## DOCUMENT SECTION
--------------------

Soul brothers

Chappaqua doc + homeless artist = two lives transformed

A Chappaqua doctor, a homeless man and a chance encounter outside Yankee Stadium that would transform both of their lives.

It was after the New York Yankees’ defeat of the Houston Astros on June 22 of last year that Jeff Gilbert, M.D. – an ob/gyn who is the medical director of STIs at BioReference Labs in Elmwood Park, New Jersey — noticed a man selling prints of his paintings of baseball players and other athletes outside the ballpark. Gilbert purchased a picture of Yankee right fielder Aaron Judge for his office, then lamented not getting one he saw of New York Giants’ running back Saquon Barkley. The next time Gilbert was at the stadium, he searched for the artist but to no avail.

Looking more closely at the Judge print, he found a website and then a phone number and that was the beginning of an odyssey and a relationship. Gilbert discovered that the artist, Michael Bailey, though homeless, would travel back and forth between his hometown of Chicago and the Bronx, selling his wares. Over dinners at Yankee Tavern and his own home, Gilbert learned more about Bailey, who would go on to the World Series and the Super Bowl to ply his trade. He wasn’t always well-treated.

--------------------

In the article about the Chappaqua doctor and the homeless artist, what did Gilbert buy outside the ballpark? Please answer in one sentence. The items that come next are separate material, unconnected to the article.

--------------------

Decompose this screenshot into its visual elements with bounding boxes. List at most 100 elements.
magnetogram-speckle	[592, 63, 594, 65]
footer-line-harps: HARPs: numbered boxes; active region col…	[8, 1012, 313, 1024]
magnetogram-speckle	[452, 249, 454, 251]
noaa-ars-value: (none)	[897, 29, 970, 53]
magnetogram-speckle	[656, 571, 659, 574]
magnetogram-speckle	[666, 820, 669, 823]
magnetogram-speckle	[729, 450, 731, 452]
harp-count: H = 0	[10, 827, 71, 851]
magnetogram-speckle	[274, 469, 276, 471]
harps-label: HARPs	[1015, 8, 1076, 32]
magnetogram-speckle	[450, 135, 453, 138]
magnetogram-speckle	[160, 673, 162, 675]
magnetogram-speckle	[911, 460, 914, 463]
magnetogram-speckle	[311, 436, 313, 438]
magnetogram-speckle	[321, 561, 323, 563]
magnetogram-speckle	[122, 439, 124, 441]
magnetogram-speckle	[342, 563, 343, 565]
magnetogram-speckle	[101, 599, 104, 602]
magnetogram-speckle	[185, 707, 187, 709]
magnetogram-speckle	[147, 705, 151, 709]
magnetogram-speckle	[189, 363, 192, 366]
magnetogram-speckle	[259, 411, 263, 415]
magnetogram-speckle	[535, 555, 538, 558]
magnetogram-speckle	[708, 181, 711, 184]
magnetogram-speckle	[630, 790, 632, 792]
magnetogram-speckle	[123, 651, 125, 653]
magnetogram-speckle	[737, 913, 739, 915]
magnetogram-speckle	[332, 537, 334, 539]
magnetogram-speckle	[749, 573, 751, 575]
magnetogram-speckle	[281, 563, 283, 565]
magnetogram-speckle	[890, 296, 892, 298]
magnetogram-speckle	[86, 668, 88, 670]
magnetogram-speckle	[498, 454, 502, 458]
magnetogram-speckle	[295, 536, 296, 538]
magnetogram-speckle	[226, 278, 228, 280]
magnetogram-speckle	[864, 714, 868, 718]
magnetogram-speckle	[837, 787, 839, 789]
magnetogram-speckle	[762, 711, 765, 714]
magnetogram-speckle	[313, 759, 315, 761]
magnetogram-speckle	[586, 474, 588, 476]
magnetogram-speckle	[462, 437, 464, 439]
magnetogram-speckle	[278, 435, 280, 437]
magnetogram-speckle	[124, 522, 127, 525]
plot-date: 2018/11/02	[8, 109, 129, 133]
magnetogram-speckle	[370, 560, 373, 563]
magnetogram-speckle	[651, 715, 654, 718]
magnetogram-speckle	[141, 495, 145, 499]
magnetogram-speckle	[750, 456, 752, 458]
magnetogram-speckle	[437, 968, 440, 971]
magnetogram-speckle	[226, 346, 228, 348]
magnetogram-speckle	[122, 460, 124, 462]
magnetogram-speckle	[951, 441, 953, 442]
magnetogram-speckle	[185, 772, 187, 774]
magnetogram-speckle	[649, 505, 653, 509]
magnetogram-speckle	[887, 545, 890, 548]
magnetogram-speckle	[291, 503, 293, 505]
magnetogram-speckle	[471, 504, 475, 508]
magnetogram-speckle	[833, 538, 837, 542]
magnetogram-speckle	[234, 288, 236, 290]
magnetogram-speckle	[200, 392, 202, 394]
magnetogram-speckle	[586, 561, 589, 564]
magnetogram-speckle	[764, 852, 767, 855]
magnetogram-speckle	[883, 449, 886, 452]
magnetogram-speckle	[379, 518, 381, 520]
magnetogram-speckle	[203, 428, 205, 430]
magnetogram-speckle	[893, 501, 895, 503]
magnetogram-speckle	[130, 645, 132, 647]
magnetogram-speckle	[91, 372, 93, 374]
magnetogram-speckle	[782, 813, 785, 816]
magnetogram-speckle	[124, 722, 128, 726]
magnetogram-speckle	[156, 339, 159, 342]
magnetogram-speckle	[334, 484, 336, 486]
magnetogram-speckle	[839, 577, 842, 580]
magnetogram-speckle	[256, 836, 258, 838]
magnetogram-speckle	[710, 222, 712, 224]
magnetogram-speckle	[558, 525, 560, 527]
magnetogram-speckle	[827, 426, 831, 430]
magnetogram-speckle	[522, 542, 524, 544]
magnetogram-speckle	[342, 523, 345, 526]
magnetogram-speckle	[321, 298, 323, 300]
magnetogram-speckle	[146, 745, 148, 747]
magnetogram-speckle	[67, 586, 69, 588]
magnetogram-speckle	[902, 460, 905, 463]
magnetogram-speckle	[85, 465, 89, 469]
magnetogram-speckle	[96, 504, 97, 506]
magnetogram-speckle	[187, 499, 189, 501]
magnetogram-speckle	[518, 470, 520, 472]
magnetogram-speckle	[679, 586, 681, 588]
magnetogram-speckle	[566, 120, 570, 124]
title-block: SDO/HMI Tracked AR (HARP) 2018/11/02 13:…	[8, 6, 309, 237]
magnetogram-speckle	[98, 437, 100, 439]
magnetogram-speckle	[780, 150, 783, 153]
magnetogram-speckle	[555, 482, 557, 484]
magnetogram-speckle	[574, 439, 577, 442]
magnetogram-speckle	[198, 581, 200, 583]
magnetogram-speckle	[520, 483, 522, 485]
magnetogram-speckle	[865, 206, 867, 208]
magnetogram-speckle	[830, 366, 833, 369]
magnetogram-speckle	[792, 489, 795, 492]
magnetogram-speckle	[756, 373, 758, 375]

--------------------

## TASK RESULT
Gilbert bought a picture of Yankee right fielder Aaron Judge for his office.